- ROWS:
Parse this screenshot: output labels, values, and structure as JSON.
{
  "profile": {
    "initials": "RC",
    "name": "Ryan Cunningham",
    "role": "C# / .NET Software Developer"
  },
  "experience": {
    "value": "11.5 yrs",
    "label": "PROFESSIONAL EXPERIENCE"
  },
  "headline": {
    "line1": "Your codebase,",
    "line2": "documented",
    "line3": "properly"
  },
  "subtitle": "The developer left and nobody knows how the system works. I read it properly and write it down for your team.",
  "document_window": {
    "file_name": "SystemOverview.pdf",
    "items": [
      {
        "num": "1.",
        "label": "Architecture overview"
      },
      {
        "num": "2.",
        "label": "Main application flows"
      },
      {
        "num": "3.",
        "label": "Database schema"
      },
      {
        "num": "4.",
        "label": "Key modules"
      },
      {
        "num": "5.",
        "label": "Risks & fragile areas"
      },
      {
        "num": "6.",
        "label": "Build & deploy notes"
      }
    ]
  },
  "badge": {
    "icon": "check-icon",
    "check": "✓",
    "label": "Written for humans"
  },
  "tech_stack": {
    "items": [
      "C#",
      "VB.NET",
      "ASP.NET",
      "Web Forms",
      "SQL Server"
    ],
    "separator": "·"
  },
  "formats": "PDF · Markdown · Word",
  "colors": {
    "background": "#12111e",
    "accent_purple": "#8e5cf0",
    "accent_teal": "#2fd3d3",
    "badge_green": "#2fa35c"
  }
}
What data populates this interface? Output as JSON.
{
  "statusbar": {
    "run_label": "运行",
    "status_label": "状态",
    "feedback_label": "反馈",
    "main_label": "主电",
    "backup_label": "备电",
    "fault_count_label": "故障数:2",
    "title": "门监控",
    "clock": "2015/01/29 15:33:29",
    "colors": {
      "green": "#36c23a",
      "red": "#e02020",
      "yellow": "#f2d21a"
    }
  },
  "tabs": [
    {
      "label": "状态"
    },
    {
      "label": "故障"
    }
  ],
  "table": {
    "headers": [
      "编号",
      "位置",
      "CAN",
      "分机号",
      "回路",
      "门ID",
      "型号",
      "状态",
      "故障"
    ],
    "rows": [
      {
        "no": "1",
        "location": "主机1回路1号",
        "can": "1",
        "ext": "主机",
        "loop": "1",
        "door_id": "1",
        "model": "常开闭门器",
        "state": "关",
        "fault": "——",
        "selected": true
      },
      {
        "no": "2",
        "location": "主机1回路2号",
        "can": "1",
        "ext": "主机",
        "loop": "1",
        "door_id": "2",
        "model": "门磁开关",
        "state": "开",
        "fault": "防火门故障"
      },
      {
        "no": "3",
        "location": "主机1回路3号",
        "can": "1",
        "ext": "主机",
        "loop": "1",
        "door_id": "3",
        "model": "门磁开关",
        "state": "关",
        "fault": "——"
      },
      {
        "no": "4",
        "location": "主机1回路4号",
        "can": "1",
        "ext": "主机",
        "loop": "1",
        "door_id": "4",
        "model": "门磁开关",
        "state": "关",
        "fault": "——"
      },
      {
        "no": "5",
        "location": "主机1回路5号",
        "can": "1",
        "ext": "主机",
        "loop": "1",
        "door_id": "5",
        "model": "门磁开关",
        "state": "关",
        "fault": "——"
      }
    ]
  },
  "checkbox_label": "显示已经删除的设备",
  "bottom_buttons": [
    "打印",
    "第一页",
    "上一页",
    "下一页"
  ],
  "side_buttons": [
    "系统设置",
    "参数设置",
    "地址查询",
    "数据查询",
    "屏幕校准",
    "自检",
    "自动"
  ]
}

- SET TASK:
Working from the material above, retype it in its entirety without change.

- THE RESULT:
Parse this screenshot: output labels, values, and structure as JSON.
{
  "profile": {
    "initials": "RC",
    "name": "Ryan Cunningham",
    "role": "C# / .NET Software Developer"
  },
  "experience": {
    "value": "11.5 yrs",
    "label": "PROFESSIONAL EXPERIENCE"
  },
  "headline": {
    "line1": "Your codebase,",
    "line2": "documented",
    "line3": "properly"
  },
  "subtitle": "The developer left and nobody knows how the system works. I read it properly and write it down for your team.",
  "document_window": {
    "file_name": "SystemOverview.pdf",
    "items": [
      {
        "num": "1.",
        "label": "Architecture overview"
      },
      {
        "num": "2.",
        "label": "Main application flows"
      },
      {
        "num": "3.",
        "label": "Database schema"
      },
      {
        "num": "4.",
        "label": "Key modules"
      },
      {
        "num": "5.",
        "label": "Risks & fragile areas"
      },
      {
        "num": "6.",
        "label": "Build & deploy notes"
      }
    ]
  },
  "badge": {
    "icon": "check-icon",
    "check": "✓",
    "label": "Written for humans"
  },
  "tech_stack": {
    "items": [
      "C#",
      "VB.NET",
      "ASP.NET",
      "Web Forms",
      "SQL Server"
    ],
    "separator": "·"
  },
  "formats": "PDF · Markdown · Word",
  "colors": {
    "background": "#12111e",
    "accent_purple": "#8e5cf0",
    "accent_teal": "#2fd3d3",
    "badge_green": "#2fa35c"
  }
}
What data populates this interface? Output as JSON.
{
  "statusbar": {
    "run_label": "运行",
    "status_label": "状态",
    "feedback_label": "反馈",
    "main_label": "主电",
    "backup_label": "备电",
    "fault_count_label": "故障数:2",
    "title": "门监控",
    "clock": "2015/01/29 15:33:29",
    "colors": {
      "green": "#36c23a",
      "red": "#e02020",
      "yellow": "#f2d21a"
    }
  },
  "tabs": [
    {
      "label": "状态"
    },
    {
      "label": "故障"
    }
  ],
  "table": {
    "headers": [
      "编号",
      "位置",
      "CAN",
      "分机号",
      "回路",
      "门ID",
      "型号",
      "状态",
      "故障"
    ],
    "rows": [
      {
        "no": "1",
        "location": "主机1回路1号",
        "can": "1",
        "ext": "主机",
        "loop": "1",
        "door_id": "1",
        "model": "常开闭门器",
        "state": "关",
        "fault": "——",
        "selected": true
      },
      {
        "no": "2",
        "location": "主机1回路2号",
        "can": "1",
        "ext": "主机",
        "loop": "1",
        "door_id": "2",
        "model": "门磁开关",
        "state": "开",
        "fault": "防火门故障"
      },
      {
        "no": "3",
        "location": "主机1回路3号",
        "can": "1",
        "ext": "主机",
        "loop": "1",
        "door_id": "3",
        "model": "门磁开关",
        "state": "关",
        "fault": "——"
      },
      {
        "no": "4",
        "location": "主机1回路4号",
        "can": "1",
        "ext": "主机",
        "loop": "1",
        "door_id": "4",
        "model": "门磁开关",
        "state": "关",
        "fault": "——"
      },
      {
        "no": "5",
        "location": "主机1回路5号",
        "can": "1",
        "ext": "主机",
        "loop": "1",
        "door_id": "5",
        "model": "门磁开关",
        "state": "关",
        "fault": "——"
      }
    ]
  },
  "checkbox_label": "显示已经删除的设备",
  "bottom_buttons": [
    "打印",
    "第一页",
    "上一页",
    "下一页"
  ],
  "side_buttons": [
    "系统设置",
    "参数设置",
    "地址查询",
    "数据查询",
    "屏幕校准",
    "自检",
    "自动"
  ]
}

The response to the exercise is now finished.